Confino Politico

Le isole ponziane destinate ai confinati politici (1)

 

di Antonio Usai

Il popolo che non ha memoria di sé, non ha né futuro né presente.

E’ condannato all’eterno ritorno degli errori.

(Theo Angelopulos)

 

 

 


Ponza, colonia confinaria per gli oppositori del regime

I primi confinati oppositori del regime fascista arrivarono a Ponza nei primi mesi del 1928. I più pericolosi (comunisti, anarchici e quelli ritenuti capaci di organizzare evasioni o attentati) venivano mandati nelle isole mentre gli altri venivano confinati in paesini della terraferma.

In genere, le persone che si trovavano al confino avevano percorso la stessa via dolorosa: prima una soffiata alla polizia, poi l’arresto nel cuore della notte, il carcere in cella d’isolamento, una lunga carcerazione preventiva, il deferimento al Tribunale Speciale o alla magistratura ordinaria o alla Commissione provinciale per il confino e, infine, la condanna e la traduzione nel luogo di espiazione della pena.

____________

- Compiti da svolgere:
**A.** Copi dal testo sul confino politico il passo compreso tra "In genere, le" e "espiazione della pena.".
**B.** Secondo il testo sul confino politico, quando giunsero a Ponza i primi confinati oppositori del regime fascista?

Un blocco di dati
____________

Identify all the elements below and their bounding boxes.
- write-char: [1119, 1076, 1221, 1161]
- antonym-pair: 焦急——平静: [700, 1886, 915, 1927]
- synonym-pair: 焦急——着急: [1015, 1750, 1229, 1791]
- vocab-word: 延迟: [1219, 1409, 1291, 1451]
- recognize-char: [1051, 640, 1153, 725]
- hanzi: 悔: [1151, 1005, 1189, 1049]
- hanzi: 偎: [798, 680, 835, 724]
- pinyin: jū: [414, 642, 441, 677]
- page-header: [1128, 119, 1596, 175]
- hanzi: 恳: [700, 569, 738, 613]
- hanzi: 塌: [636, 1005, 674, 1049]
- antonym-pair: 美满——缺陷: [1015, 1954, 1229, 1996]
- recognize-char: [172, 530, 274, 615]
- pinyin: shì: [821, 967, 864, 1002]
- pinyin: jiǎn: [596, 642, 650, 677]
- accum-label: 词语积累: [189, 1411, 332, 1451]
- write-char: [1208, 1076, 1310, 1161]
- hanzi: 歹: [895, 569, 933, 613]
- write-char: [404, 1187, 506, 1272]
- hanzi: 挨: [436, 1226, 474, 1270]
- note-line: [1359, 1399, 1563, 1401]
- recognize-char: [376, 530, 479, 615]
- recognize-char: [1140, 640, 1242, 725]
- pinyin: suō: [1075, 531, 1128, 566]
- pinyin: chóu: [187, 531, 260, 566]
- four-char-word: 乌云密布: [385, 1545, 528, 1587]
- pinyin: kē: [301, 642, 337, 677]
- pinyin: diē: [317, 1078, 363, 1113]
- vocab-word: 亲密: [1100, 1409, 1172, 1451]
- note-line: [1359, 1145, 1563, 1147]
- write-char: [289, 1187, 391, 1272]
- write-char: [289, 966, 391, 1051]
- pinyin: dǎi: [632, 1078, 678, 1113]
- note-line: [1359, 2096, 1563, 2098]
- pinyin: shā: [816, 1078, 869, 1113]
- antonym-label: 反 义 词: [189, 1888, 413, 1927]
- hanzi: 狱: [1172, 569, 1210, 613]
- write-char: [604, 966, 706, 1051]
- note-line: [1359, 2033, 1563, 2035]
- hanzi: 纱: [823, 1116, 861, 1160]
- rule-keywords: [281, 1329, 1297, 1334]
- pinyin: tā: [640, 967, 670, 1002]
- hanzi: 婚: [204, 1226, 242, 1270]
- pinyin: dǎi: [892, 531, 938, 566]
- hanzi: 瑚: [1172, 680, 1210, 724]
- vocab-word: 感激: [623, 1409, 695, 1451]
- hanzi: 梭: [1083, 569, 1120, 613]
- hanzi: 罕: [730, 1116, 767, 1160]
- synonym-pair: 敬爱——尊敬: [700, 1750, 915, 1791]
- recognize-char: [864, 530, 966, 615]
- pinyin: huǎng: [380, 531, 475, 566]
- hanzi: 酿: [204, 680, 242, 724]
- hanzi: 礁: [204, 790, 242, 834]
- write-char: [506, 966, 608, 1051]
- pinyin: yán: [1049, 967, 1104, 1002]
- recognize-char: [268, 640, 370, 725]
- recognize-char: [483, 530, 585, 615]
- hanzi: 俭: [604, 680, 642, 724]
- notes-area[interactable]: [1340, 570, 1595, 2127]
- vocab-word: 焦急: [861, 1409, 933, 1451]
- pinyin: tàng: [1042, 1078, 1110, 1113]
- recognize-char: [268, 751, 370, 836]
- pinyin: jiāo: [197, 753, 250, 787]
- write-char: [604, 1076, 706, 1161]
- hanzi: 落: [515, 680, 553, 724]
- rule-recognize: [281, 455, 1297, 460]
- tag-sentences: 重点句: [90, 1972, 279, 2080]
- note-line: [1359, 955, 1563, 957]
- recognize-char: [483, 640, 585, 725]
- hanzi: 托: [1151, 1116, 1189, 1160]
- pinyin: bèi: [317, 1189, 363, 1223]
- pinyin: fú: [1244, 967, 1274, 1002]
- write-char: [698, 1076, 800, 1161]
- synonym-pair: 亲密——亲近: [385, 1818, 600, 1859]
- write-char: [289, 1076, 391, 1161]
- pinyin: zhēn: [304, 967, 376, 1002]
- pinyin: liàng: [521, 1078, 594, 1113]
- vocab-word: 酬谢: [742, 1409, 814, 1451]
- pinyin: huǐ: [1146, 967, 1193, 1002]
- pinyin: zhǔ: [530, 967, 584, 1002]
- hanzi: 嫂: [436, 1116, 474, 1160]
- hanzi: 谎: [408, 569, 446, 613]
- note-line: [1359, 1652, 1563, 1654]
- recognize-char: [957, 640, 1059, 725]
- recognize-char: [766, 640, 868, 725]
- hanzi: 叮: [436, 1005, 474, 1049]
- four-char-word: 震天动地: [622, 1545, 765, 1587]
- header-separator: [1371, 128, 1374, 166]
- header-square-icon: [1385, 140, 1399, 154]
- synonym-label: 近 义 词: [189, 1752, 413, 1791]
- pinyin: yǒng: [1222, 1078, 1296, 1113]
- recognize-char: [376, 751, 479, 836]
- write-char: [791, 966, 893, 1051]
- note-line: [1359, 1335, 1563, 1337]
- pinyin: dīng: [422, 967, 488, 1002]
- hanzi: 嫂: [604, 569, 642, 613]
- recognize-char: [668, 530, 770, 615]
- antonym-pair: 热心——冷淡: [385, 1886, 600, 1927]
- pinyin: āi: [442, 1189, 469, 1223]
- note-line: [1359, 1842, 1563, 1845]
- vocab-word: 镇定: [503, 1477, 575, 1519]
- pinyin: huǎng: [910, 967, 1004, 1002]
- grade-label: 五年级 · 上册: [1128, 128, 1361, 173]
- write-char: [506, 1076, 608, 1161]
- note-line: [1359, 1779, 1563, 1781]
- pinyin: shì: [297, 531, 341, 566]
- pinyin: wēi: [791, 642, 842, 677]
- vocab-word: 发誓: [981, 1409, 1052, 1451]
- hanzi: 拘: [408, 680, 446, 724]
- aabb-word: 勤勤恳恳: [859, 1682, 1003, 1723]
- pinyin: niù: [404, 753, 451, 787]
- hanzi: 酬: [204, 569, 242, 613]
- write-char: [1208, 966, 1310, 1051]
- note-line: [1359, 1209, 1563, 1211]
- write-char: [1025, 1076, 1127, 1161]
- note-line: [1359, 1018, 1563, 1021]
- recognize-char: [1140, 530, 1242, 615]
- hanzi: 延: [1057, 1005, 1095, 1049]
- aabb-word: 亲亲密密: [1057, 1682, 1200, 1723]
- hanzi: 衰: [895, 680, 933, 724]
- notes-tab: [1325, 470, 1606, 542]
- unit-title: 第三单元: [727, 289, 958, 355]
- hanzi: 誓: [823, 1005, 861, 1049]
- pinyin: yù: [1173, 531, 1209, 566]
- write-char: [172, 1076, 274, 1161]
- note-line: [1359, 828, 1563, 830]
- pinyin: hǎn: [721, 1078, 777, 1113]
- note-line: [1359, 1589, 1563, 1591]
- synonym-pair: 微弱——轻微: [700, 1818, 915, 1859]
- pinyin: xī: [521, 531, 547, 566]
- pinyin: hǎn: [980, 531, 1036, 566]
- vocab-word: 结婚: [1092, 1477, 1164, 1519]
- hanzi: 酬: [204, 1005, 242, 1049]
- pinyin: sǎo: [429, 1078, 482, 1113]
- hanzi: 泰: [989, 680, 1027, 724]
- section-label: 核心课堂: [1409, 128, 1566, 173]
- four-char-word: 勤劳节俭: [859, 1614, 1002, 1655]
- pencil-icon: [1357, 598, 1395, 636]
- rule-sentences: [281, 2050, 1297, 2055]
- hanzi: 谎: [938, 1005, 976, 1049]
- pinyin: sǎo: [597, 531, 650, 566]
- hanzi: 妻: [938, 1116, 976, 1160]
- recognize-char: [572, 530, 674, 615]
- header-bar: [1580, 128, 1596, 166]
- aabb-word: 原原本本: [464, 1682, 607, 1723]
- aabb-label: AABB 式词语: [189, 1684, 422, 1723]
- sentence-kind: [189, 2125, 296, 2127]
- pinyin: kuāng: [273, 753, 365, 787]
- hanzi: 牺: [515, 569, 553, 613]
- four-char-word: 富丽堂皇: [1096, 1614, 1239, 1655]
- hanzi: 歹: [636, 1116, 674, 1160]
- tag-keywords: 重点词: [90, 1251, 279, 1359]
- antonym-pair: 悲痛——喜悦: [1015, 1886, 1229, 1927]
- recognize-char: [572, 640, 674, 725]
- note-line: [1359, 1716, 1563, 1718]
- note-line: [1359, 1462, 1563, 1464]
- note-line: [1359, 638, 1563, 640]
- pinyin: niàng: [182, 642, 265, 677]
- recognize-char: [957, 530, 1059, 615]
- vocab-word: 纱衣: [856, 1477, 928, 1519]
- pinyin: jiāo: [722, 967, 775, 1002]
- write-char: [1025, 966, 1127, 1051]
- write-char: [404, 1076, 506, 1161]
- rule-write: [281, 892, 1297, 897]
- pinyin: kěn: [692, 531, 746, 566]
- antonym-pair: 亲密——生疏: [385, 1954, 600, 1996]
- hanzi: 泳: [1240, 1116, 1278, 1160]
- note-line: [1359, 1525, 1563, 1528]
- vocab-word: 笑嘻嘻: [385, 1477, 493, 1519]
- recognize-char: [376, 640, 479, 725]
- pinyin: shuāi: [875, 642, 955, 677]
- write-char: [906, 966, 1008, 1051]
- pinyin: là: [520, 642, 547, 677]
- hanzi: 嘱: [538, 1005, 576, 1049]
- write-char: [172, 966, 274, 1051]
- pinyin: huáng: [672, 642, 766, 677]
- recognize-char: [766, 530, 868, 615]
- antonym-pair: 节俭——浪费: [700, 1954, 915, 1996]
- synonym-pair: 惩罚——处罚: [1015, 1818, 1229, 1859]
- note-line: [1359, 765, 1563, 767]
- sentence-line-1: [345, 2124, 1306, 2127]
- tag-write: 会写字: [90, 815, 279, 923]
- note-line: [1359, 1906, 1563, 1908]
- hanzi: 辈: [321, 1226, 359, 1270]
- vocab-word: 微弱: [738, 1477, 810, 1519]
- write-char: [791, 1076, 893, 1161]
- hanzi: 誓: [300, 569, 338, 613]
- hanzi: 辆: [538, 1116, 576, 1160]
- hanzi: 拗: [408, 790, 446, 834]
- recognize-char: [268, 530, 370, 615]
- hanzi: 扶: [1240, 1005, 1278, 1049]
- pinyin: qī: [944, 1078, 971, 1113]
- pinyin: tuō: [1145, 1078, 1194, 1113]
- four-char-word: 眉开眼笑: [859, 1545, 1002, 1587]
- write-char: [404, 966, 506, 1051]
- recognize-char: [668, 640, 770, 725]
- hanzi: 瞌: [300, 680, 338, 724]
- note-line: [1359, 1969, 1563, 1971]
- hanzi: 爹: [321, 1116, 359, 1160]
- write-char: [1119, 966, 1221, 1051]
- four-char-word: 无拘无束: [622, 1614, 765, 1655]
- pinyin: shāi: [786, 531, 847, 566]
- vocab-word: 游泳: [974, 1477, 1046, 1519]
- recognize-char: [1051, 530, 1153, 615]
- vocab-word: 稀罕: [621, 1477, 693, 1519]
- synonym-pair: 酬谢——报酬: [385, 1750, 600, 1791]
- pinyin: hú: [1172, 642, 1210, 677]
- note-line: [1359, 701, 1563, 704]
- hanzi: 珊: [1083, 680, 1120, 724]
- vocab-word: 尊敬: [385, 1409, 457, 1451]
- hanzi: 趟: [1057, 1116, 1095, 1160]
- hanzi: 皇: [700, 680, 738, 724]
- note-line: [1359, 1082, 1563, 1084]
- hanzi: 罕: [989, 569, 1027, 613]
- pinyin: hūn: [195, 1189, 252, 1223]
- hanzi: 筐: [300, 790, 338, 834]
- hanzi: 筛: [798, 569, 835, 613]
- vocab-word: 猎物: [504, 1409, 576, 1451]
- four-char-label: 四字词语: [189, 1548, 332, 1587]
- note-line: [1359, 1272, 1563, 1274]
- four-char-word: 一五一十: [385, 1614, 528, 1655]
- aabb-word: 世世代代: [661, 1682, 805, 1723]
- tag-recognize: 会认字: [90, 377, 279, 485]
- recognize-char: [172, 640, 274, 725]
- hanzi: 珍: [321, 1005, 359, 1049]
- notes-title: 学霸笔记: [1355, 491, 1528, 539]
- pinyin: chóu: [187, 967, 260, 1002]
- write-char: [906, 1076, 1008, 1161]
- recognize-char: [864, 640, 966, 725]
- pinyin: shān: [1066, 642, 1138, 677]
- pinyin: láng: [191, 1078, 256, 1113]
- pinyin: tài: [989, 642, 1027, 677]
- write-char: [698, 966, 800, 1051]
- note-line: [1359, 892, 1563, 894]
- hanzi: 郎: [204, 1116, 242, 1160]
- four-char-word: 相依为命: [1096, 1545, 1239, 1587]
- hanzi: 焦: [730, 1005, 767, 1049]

____________

- Le risposte:
**A.**
In genere, le persone che si trovavano al confino avevano percorso la stessa via dolorosa: prima una soffiata alla polizia, poi l’arresto nel cuore della notte, il carcere in cella d’isolamento, una lunga carcerazione preventiva, il deferimento al Tribunale Speciale o alla magistratura ordinaria o alla Commissione provinciale per il confino e, infine, la condanna e la traduzione nel luogo di espiazione della pena.

**B.** Nei primi mesi del 1928.